## Requirement
In the listing below, locate the line containing "Enumerate this screenshot's" and copy it and every line after it through the end, exactly as written, leaving out any pictures.

## Data for the task
* BEGIN *

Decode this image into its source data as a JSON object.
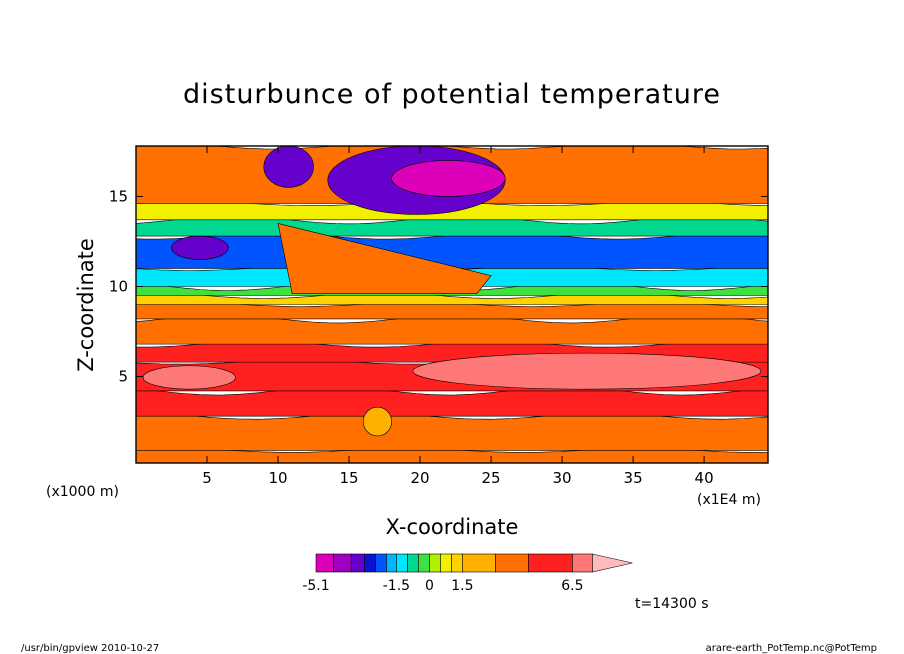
{
  "chart_data": {
    "type": "heatmap",
    "title": "disturbunce of potential temperature",
    "xlabel": "X-coordinate",
    "ylabel": "Z-coordinate",
    "x_units": "(x1E4 m)",
    "y_units": "(x1000 m)",
    "xlim": [
      0,
      44.5
    ],
    "ylim": [
      0.2,
      17.8
    ],
    "x_ticks": [
      "5",
      "10",
      "15",
      "20",
      "25",
      "30",
      "35",
      "40"
    ],
    "x_tick_values": [
      5,
      10,
      15,
      20,
      25,
      30,
      35,
      40
    ],
    "y_ticks": [
      "5",
      "10",
      "15"
    ],
    "y_tick_values": [
      5,
      10,
      15
    ],
    "colorbar": {
      "levels": [
        -5.1,
        -4.3,
        -3.5,
        -2.9,
        -2.4,
        -1.9,
        -1.5,
        -1.0,
        -0.5,
        0,
        0.5,
        1.0,
        1.5,
        3.0,
        4.5,
        6.5
      ],
      "colors": [
        "#dd00bb",
        "#a000c0",
        "#6600cc",
        "#0a14d0",
        "#0055ff",
        "#00b4ff",
        "#00e6ff",
        "#00d890",
        "#40e040",
        "#aef000",
        "#f0f000",
        "#ffd200",
        "#ffb000",
        "#ff7000",
        "#ff2020",
        "#ff7878",
        "#ffbaba"
      ],
      "labels": [
        "-5.1",
        "-1.5",
        "0",
        "1.5",
        "6.5"
      ],
      "label_values": [
        -5.1,
        -1.5,
        0,
        1.5,
        6.5
      ]
    },
    "bands": [
      {
        "z": [
          0.2,
          0.9
        ],
        "value": 2.2,
        "color": "#ff7000"
      },
      {
        "z": [
          0.9,
          2.8
        ],
        "value": 2.0,
        "color": "#ff7000"
      },
      {
        "z": [
          2.8,
          4.2
        ],
        "value": 4.0,
        "color": "#ff2020"
      },
      {
        "z": [
          4.2,
          5.8
        ],
        "value": 5.0,
        "color": "#ff2020"
      },
      {
        "z": [
          5.8,
          6.8
        ],
        "value": 4.2,
        "color": "#ff2020"
      },
      {
        "z": [
          6.8,
          8.2
        ],
        "value": 2.5,
        "color": "#ff7000"
      },
      {
        "z": [
          8.2,
          9.0
        ],
        "value": 1.6,
        "color": "#ff7000"
      },
      {
        "z": [
          9.0,
          9.5
        ],
        "value": 1.0,
        "color": "#ffd200"
      },
      {
        "z": [
          9.5,
          10.0
        ],
        "value": 0.3,
        "color": "#40e040"
      },
      {
        "z": [
          10.0,
          11.0
        ],
        "value": -1.2,
        "color": "#00e6ff"
      },
      {
        "z": [
          11.0,
          12.8
        ],
        "value": -2.0,
        "color": "#0055ff"
      },
      {
        "z": [
          12.8,
          13.7
        ],
        "value": -0.8,
        "color": "#00d890"
      },
      {
        "z": [
          13.7,
          14.6
        ],
        "value": 0.6,
        "color": "#f0f000"
      },
      {
        "z": [
          14.6,
          17.8
        ],
        "value": 1.8,
        "color": "#ff7000"
      }
    ],
    "features": [
      {
        "kind": "warm-core",
        "x": [
          0.5,
          7
        ],
        "z": [
          4.3,
          5.6
        ],
        "value": 5.8,
        "color": "#ff7878"
      },
      {
        "kind": "warm-core",
        "x": [
          19.5,
          44
        ],
        "z": [
          4.3,
          6.3
        ],
        "value": 6.0,
        "color": "#ff7878"
      },
      {
        "kind": "cold-anomaly",
        "x": [
          13.5,
          26
        ],
        "z": [
          14.0,
          17.8
        ],
        "value": -3.8,
        "color": "#6600cc"
      },
      {
        "kind": "cold-core",
        "x": [
          18,
          26
        ],
        "z": [
          15.0,
          17.0
        ],
        "value": -5.1,
        "color": "#dd00bb"
      },
      {
        "kind": "cold-core",
        "x": [
          9,
          12.5
        ],
        "z": [
          15.5,
          17.8
        ],
        "value": -3.5,
        "color": "#6600cc"
      },
      {
        "kind": "cold-core",
        "x": [
          2.5,
          6.5
        ],
        "z": [
          11.5,
          12.8
        ],
        "value": -3.0,
        "color": "#6600cc"
      },
      {
        "kind": "warm-wedge",
        "x": [
          10,
          25
        ],
        "z": [
          9.6,
          13.5
        ],
        "value": 1.8,
        "color": "#ff7000"
      },
      {
        "kind": "warm-blob",
        "x": [
          16,
          18
        ],
        "z": [
          1.7,
          3.3
        ],
        "value": 3.0,
        "color": "#ffb000"
      }
    ],
    "time_label": "t=14300 s",
    "footer_left": "/usr/bin/gpview   2010-10-27",
    "footer_right": "arare-earth_PotTemp.nc@PotTemp"
  }
}
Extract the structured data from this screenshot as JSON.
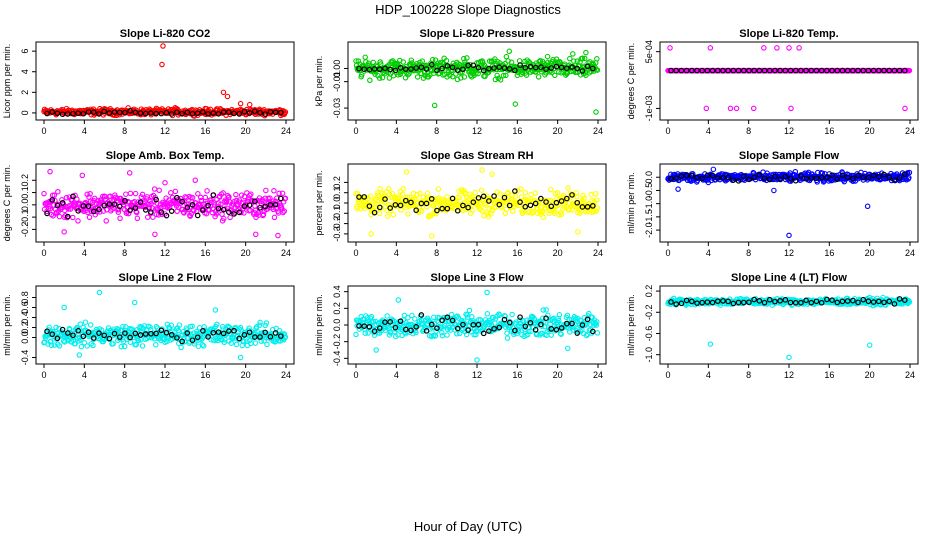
{
  "figure": {
    "title": "HDP_100228  Slope Diagnostics",
    "xlabel": "Hour of Day (UTC)"
  },
  "chart_data": [
    {
      "type": "scatter",
      "title": "Slope Li-820 CO2",
      "ylabel": "Licor ppm per min.",
      "color": "#ff0000",
      "xlim": [
        0,
        24
      ],
      "xticks": [
        0,
        4,
        8,
        12,
        16,
        20,
        24
      ],
      "ylim": [
        -0.3,
        6.5
      ],
      "yticks": [
        0,
        2,
        4,
        6
      ],
      "ytick_labels": [
        "0",
        "2",
        "4",
        "6"
      ],
      "noise": {
        "center": 0.1,
        "spread": 0.25
      },
      "highlights": [
        {
          "x": 11.8,
          "y": 6.6
        },
        {
          "x": 11.7,
          "y": 4.7
        },
        {
          "x": 17.8,
          "y": 2.0
        },
        {
          "x": 18.2,
          "y": 1.6
        },
        {
          "x": 19.5,
          "y": 0.9
        },
        {
          "x": 20.4,
          "y": 0.8
        },
        {
          "x": 13.0,
          "y": 0.5
        },
        {
          "x": 6.0,
          "y": 0.4
        }
      ],
      "black_noise": {
        "center": 0.0,
        "spread": 0.15
      }
    },
    {
      "type": "scatter",
      "title": "Slope Li-820 Pressure",
      "ylabel": "kPa per min.",
      "color": "#00cc00",
      "xlim": [
        0,
        24
      ],
      "xticks": [
        0,
        4,
        8,
        12,
        16,
        20,
        24
      ],
      "ylim": [
        -0.036,
        0.017
      ],
      "yticks": [
        0.0,
        -0.01,
        -0.03
      ],
      "ytick_labels": [
        "0.00",
        "-0.01",
        "-0.03"
      ],
      "noise": {
        "center": 0.0,
        "spread": 0.006
      },
      "highlights": [
        {
          "x": 7.8,
          "y": -0.028
        },
        {
          "x": 15.8,
          "y": -0.027
        },
        {
          "x": 23.8,
          "y": -0.033
        },
        {
          "x": 15.2,
          "y": 0.013
        },
        {
          "x": 21.5,
          "y": 0.011
        },
        {
          "x": 22.8,
          "y": 0.012
        },
        {
          "x": 19.0,
          "y": 0.009
        },
        {
          "x": 11.0,
          "y": 0.008
        }
      ],
      "black_noise": {
        "center": 0.0,
        "spread": 0.002
      }
    },
    {
      "type": "scatter",
      "title": "Slope Li-820 Temp.",
      "ylabel": "degrees C per min.",
      "color": "#ff00ff",
      "xlim": [
        0,
        24
      ],
      "xticks": [
        0,
        4,
        8,
        12,
        16,
        20,
        24
      ],
      "ylim": [
        -0.0012,
        0.00065
      ],
      "yticks": [
        0.0005,
        -0.001
      ],
      "ytick_labels": [
        "5e-04",
        "-1e-03"
      ],
      "noise": {
        "center": 0.0,
        "spread": 0.0
      },
      "highlights": [
        {
          "x": 0.2,
          "y": 0.0006
        },
        {
          "x": 4.2,
          "y": 0.0006
        },
        {
          "x": 9.5,
          "y": 0.0006
        },
        {
          "x": 10.8,
          "y": 0.0006
        },
        {
          "x": 12.0,
          "y": 0.0006
        },
        {
          "x": 13.0,
          "y": 0.0006
        },
        {
          "x": 3.8,
          "y": -0.001
        },
        {
          "x": 6.2,
          "y": -0.001
        },
        {
          "x": 6.8,
          "y": -0.001
        },
        {
          "x": 8.5,
          "y": -0.001
        },
        {
          "x": 12.2,
          "y": -0.001
        },
        {
          "x": 23.5,
          "y": -0.001
        }
      ],
      "black_noise": {
        "center": 0.0,
        "spread": 0.0
      }
    },
    {
      "type": "scatter",
      "title": "Slope Amb. Box Temp.",
      "ylabel": "degrees C per min.",
      "color": "#ff00ff",
      "xlim": [
        0,
        24
      ],
      "xticks": [
        0,
        4,
        8,
        12,
        16,
        20,
        24
      ],
      "ylim": [
        -0.27,
        0.3
      ],
      "yticks": [
        -0.2,
        -0.1,
        0.0,
        0.1,
        0.2
      ],
      "ytick_labels": [
        "-0.2",
        "-0.1",
        "0.0",
        "0.1",
        "0.2"
      ],
      "noise": {
        "center": 0.0,
        "spread": 0.09
      },
      "highlights": [
        {
          "x": 0.6,
          "y": 0.27
        },
        {
          "x": 3.8,
          "y": 0.24
        },
        {
          "x": 8.5,
          "y": 0.26
        },
        {
          "x": 12.0,
          "y": 0.18
        },
        {
          "x": 15.0,
          "y": 0.2
        },
        {
          "x": 2.0,
          "y": -0.22
        },
        {
          "x": 11.0,
          "y": -0.24
        },
        {
          "x": 21.0,
          "y": -0.24
        },
        {
          "x": 23.2,
          "y": -0.25
        }
      ],
      "black_noise": {
        "center": 0.0,
        "spread": 0.08
      }
    },
    {
      "type": "scatter",
      "title": "Slope Gas Stream RH",
      "ylabel": "percent per min.",
      "color": "#ffff00",
      "xlim": [
        0,
        24
      ],
      "xticks": [
        0,
        4,
        8,
        12,
        16,
        20,
        24
      ],
      "ylim": [
        -0.34,
        0.34
      ],
      "yticks": [
        -0.3,
        -0.2,
        -0.1,
        0.0,
        0.1,
        0.2
      ],
      "ytick_labels": [
        "-0.3",
        "-0.2",
        "-0.1",
        "0.0",
        "0.1",
        "0.2"
      ],
      "noise": {
        "center": 0.0,
        "spread": 0.1
      },
      "highlights": [
        {
          "x": 5.0,
          "y": 0.3
        },
        {
          "x": 12.5,
          "y": 0.32
        },
        {
          "x": 13.5,
          "y": 0.28
        },
        {
          "x": 1.5,
          "y": -0.3
        },
        {
          "x": 7.5,
          "y": -0.32
        },
        {
          "x": 22.0,
          "y": -0.28
        }
      ],
      "black_noise": {
        "center": 0.0,
        "spread": 0.08
      }
    },
    {
      "type": "scatter",
      "title": "Slope Sample Flow",
      "ylabel": "ml/min per min.",
      "color": "#0000ff",
      "xlim": [
        0,
        24
      ],
      "xticks": [
        0,
        4,
        8,
        12,
        16,
        20,
        24
      ],
      "ylim": [
        -2.3,
        0.35
      ],
      "yticks": [
        -2.0,
        -1.5,
        -1.0,
        -0.5,
        0.0
      ],
      "ytick_labels": [
        "-2.0",
        "-1.5",
        "-1.0",
        "-0.5",
        "0.0"
      ],
      "noise": {
        "center": 0.0,
        "spread": 0.14
      },
      "highlights": [
        {
          "x": 12.0,
          "y": -2.2
        },
        {
          "x": 19.8,
          "y": -1.1
        },
        {
          "x": 1.0,
          "y": -0.45
        },
        {
          "x": 10.5,
          "y": -0.5
        },
        {
          "x": 4.5,
          "y": 0.3
        }
      ],
      "black_noise": {
        "center": 0.0,
        "spread": 0.1
      }
    },
    {
      "type": "scatter",
      "title": "Slope Line 2 Flow",
      "ylabel": "ml/min per min.",
      "color": "#00eeee",
      "xlim": [
        0,
        24
      ],
      "xticks": [
        0,
        4,
        8,
        12,
        16,
        20,
        24
      ],
      "ylim": [
        -0.45,
        0.95
      ],
      "yticks": [
        -0.4,
        0.0,
        0.2,
        0.4,
        0.6,
        0.8
      ],
      "ytick_labels": [
        "-0.4",
        "0.0",
        "0.2",
        "0.4",
        "0.6",
        "0.8"
      ],
      "noise": {
        "center": 0.05,
        "spread": 0.18
      },
      "highlights": [
        {
          "x": 5.5,
          "y": 0.9
        },
        {
          "x": 2.0,
          "y": 0.6
        },
        {
          "x": 9.0,
          "y": 0.7
        },
        {
          "x": 17.0,
          "y": 0.55
        },
        {
          "x": 3.5,
          "y": -0.35
        },
        {
          "x": 19.5,
          "y": -0.4
        }
      ],
      "black_noise": {
        "center": 0.05,
        "spread": 0.1
      }
    },
    {
      "type": "scatter",
      "title": "Slope Line 3 Flow",
      "ylabel": "ml/min per min.",
      "color": "#00eeee",
      "xlim": [
        0,
        24
      ],
      "xticks": [
        0,
        4,
        8,
        12,
        16,
        20,
        24
      ],
      "ylim": [
        -0.42,
        0.42
      ],
      "yticks": [
        -0.4,
        -0.2,
        0.0,
        0.2,
        0.4
      ],
      "ytick_labels": [
        "-0.4",
        "-0.2",
        "0.0",
        "0.2",
        "0.4"
      ],
      "noise": {
        "center": 0.0,
        "spread": 0.12
      },
      "highlights": [
        {
          "x": 13.0,
          "y": 0.39
        },
        {
          "x": 4.2,
          "y": 0.3
        },
        {
          "x": 12.0,
          "y": -0.42
        },
        {
          "x": 2.0,
          "y": -0.3
        },
        {
          "x": 21.0,
          "y": -0.28
        }
      ],
      "black_noise": {
        "center": 0.0,
        "spread": 0.1
      }
    },
    {
      "type": "scatter",
      "title": "Slope Line 4 (LT) Flow",
      "ylabel": "ml/min per min.",
      "color": "#00eeee",
      "xlim": [
        0,
        24
      ],
      "xticks": [
        0,
        4,
        8,
        12,
        16,
        20,
        24
      ],
      "ylim": [
        -1.1,
        0.22
      ],
      "yticks": [
        -1.0,
        -0.6,
        -0.2,
        0.2
      ],
      "ytick_labels": [
        "-1.0",
        "-0.6",
        "-0.2",
        "0.2"
      ],
      "noise": {
        "center": 0.0,
        "spread": 0.05
      },
      "highlights": [
        {
          "x": 4.2,
          "y": -0.8
        },
        {
          "x": 12.0,
          "y": -1.05
        },
        {
          "x": 20.0,
          "y": -0.82
        }
      ],
      "black_noise": {
        "center": 0.0,
        "spread": 0.04
      }
    }
  ]
}
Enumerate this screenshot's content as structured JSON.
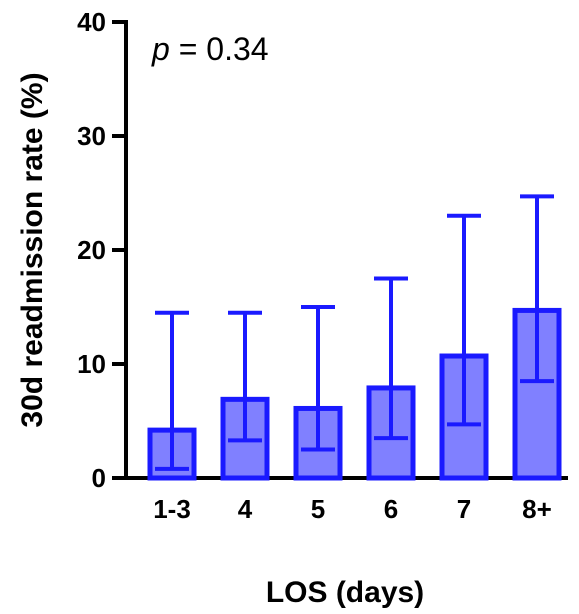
{
  "chart_data": {
    "type": "bar",
    "categories": [
      "1-3",
      "4",
      "5",
      "6",
      "7",
      "8+"
    ],
    "values": [
      4.2,
      6.9,
      6.1,
      7.9,
      10.7,
      14.7
    ],
    "error_low": [
      0.8,
      3.3,
      2.5,
      3.5,
      4.7,
      8.5
    ],
    "error_high": [
      14.5,
      14.5,
      15.0,
      17.5,
      23.0,
      24.7
    ],
    "xlabel": "LOS (days)",
    "ylabel": "30d readmission rate (%)",
    "ylim": [
      0,
      40
    ],
    "yticks": [
      0,
      10,
      20,
      30,
      40
    ],
    "grid": false,
    "annotation": {
      "italic": "p",
      "rest": " = 0.34"
    },
    "colors": {
      "bar_fill": "#8080ff",
      "bar_stroke": "#1a1aff",
      "error_bar": "#1a1aff",
      "axis": "#000000"
    }
  }
}
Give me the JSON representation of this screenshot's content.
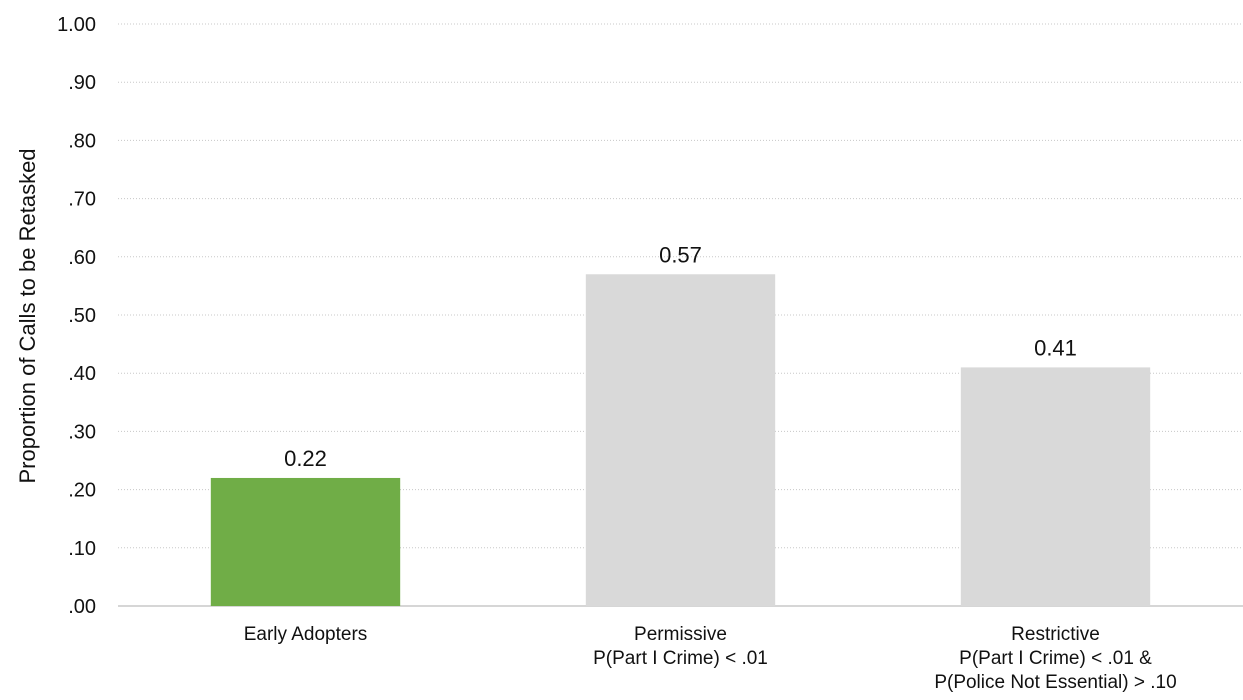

* END *

## Response to this exercise
Enumerate this screenshot's content as structured JSON.
{
  "chart_data": {
    "type": "bar",
    "categories": [
      "1-3",
      "4",
      "5",
      "6",
      "7",
      "8+"
    ],
    "values": [
      4.2,
      6.9,
      6.1,
      7.9,
      10.7,
      14.7
    ],
    "error_low": [
      0.8,
      3.3,
      2.5,
      3.5,
      4.7,
      8.5
    ],
    "error_high": [
      14.5,
      14.5,
      15.0,
      17.5,
      23.0,
      24.7
    ],
    "xlabel": "LOS (days)",
    "ylabel": "30d readmission rate (%)",
    "ylim": [
      0,
      40
    ],
    "yticks": [
      0,
      10,
      20,
      30,
      40
    ],
    "grid": false,
    "annotation": {
      "italic": "p",
      "rest": " = 0.34"
    },
    "colors": {
      "bar_fill": "#8080ff",
      "bar_stroke": "#1a1aff",
      "error_bar": "#1a1aff",
      "axis": "#000000"
    }
  }
}
Give me the JSON representation of this screenshot's content.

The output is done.